* BEGIN Source records *

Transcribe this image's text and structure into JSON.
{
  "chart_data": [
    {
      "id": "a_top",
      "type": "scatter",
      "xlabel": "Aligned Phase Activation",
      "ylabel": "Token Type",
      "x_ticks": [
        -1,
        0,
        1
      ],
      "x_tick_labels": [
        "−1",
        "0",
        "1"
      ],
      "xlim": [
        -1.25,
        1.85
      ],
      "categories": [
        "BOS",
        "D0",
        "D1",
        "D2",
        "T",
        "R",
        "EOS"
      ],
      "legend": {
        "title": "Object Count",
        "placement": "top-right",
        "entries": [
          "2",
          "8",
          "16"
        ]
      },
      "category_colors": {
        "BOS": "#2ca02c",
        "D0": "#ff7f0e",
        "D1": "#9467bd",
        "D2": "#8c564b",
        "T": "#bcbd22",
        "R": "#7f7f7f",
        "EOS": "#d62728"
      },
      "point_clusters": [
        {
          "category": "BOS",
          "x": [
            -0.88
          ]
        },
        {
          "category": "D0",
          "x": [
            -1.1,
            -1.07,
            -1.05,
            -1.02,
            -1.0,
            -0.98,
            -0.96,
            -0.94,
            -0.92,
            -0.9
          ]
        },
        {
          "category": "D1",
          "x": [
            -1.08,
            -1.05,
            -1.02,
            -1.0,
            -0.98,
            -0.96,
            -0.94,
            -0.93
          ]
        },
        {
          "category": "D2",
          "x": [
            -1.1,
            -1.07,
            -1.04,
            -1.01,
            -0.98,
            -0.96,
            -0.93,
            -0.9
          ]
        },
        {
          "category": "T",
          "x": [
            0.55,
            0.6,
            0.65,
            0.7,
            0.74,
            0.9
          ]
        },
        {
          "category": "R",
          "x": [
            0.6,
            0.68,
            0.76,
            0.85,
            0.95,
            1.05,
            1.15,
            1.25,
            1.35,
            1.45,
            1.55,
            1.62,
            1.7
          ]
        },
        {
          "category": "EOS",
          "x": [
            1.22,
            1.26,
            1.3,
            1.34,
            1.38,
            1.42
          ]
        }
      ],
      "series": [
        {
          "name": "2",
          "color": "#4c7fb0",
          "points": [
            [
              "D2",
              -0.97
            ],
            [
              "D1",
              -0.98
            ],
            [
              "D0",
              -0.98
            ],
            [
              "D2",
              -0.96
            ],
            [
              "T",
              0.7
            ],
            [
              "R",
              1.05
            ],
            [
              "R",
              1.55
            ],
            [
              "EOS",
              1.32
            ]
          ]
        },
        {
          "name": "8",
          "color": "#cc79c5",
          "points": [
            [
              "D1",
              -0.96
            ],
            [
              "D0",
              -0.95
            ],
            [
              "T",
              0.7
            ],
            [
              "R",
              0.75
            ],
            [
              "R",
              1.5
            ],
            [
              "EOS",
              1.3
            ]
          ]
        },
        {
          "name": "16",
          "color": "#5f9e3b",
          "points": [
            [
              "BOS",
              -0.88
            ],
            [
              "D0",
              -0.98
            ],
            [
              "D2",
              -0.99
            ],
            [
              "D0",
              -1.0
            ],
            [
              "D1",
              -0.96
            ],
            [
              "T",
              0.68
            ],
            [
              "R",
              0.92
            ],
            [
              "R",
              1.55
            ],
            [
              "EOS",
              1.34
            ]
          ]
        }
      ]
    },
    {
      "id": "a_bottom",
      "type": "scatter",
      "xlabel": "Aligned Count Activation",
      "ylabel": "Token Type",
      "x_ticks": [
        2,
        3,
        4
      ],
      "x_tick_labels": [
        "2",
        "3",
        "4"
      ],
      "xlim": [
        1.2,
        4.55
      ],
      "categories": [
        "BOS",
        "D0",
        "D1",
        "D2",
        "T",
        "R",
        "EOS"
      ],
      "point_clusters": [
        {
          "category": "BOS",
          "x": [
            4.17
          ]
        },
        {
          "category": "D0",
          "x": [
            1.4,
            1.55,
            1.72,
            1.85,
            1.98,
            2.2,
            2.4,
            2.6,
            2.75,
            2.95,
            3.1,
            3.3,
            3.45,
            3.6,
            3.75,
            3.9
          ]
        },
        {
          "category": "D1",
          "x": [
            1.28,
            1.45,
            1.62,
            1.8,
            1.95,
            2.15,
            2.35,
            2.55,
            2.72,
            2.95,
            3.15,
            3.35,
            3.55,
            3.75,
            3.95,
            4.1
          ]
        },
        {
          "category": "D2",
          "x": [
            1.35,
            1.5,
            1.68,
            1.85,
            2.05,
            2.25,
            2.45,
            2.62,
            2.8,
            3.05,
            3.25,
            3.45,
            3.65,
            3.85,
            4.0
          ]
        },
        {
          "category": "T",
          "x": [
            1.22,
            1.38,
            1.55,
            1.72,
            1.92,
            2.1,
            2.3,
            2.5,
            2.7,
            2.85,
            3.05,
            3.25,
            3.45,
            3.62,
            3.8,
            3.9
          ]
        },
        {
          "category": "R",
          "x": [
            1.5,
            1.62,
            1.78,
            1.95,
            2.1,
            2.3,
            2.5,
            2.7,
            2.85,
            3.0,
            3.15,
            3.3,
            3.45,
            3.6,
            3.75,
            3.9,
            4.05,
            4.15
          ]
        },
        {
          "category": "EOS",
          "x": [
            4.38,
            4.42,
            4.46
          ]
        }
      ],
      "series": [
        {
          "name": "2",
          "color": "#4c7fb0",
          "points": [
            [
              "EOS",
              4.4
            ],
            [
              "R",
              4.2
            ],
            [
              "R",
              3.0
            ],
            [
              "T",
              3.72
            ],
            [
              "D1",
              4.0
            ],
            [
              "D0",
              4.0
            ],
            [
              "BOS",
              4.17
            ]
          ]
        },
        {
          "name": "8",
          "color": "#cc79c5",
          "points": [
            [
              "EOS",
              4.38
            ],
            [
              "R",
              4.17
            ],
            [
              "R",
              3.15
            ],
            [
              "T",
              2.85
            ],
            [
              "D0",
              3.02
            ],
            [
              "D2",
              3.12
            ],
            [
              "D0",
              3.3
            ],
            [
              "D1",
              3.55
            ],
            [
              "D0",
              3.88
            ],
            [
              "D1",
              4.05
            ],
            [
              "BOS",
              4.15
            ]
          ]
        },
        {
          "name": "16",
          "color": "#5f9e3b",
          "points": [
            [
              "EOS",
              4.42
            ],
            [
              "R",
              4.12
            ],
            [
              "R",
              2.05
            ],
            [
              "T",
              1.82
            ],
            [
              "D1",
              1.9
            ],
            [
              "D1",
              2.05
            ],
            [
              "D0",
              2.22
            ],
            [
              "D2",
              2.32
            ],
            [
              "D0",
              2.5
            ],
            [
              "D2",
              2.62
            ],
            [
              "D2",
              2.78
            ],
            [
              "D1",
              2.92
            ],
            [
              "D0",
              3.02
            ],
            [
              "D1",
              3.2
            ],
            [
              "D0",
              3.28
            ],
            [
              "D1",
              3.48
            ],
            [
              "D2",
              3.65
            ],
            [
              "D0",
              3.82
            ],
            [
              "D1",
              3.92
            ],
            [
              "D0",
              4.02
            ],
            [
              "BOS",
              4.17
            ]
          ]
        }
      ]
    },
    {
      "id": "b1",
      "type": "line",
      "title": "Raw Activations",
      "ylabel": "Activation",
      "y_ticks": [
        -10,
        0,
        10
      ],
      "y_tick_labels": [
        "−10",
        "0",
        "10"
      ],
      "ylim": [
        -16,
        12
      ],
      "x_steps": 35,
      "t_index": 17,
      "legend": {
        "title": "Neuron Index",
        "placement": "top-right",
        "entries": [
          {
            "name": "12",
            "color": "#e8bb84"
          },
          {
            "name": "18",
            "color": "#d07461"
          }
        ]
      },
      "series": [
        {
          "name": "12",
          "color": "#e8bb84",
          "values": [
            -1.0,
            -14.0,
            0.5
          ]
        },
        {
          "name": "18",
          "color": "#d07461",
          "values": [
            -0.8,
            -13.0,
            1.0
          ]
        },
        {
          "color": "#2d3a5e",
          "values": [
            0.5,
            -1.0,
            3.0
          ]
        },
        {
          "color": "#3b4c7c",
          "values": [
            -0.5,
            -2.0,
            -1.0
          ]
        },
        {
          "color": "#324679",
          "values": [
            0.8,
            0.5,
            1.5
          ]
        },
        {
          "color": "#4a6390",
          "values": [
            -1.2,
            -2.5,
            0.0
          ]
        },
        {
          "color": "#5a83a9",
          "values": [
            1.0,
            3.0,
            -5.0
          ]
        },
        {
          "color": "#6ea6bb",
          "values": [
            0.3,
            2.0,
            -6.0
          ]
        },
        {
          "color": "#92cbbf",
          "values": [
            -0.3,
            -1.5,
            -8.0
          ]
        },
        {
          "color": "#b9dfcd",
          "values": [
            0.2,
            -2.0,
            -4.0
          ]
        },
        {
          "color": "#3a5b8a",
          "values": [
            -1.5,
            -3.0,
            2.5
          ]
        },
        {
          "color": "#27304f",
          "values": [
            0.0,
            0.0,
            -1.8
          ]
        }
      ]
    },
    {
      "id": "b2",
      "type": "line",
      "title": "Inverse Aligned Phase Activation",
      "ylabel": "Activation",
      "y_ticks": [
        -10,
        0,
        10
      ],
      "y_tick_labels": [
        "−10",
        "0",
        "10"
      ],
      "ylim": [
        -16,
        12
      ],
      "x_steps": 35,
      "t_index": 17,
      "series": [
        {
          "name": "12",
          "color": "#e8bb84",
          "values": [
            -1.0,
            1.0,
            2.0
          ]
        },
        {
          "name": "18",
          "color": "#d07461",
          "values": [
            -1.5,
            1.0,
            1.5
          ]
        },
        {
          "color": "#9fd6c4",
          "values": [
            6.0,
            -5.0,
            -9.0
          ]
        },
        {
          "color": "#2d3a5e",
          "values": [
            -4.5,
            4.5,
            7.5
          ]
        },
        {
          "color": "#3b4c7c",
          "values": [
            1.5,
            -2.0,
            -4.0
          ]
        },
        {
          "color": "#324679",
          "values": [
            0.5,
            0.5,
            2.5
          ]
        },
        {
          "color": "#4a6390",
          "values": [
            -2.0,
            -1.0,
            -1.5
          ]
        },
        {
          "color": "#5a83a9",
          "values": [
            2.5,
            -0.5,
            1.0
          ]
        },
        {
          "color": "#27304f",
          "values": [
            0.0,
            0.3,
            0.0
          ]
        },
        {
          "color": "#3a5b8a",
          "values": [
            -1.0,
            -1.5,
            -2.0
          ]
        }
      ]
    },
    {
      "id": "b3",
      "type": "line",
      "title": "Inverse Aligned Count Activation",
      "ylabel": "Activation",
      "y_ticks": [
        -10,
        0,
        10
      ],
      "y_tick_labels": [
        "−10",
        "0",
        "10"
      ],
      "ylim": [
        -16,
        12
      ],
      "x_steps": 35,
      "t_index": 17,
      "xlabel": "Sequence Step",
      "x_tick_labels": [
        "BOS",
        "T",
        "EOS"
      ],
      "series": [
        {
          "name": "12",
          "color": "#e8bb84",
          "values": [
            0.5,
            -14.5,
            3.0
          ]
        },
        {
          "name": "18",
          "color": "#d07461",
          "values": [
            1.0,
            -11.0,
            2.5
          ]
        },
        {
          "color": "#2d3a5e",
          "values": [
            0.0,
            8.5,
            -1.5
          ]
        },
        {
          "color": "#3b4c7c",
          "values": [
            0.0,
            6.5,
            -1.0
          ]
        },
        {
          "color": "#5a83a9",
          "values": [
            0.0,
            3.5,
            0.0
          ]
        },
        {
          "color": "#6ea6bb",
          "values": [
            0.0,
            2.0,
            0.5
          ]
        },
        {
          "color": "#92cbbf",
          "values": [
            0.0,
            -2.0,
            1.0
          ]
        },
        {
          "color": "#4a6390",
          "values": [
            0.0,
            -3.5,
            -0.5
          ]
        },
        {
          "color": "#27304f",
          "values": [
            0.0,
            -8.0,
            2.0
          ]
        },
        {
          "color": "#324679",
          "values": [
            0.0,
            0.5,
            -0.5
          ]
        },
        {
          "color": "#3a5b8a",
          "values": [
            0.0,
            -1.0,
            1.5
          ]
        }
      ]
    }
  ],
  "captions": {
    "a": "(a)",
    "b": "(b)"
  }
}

* END Source records *

▸ **Requirements**
Determine how many lines of the data contain the word "Inverse", and reply with that number only.

▸ **Task result**
2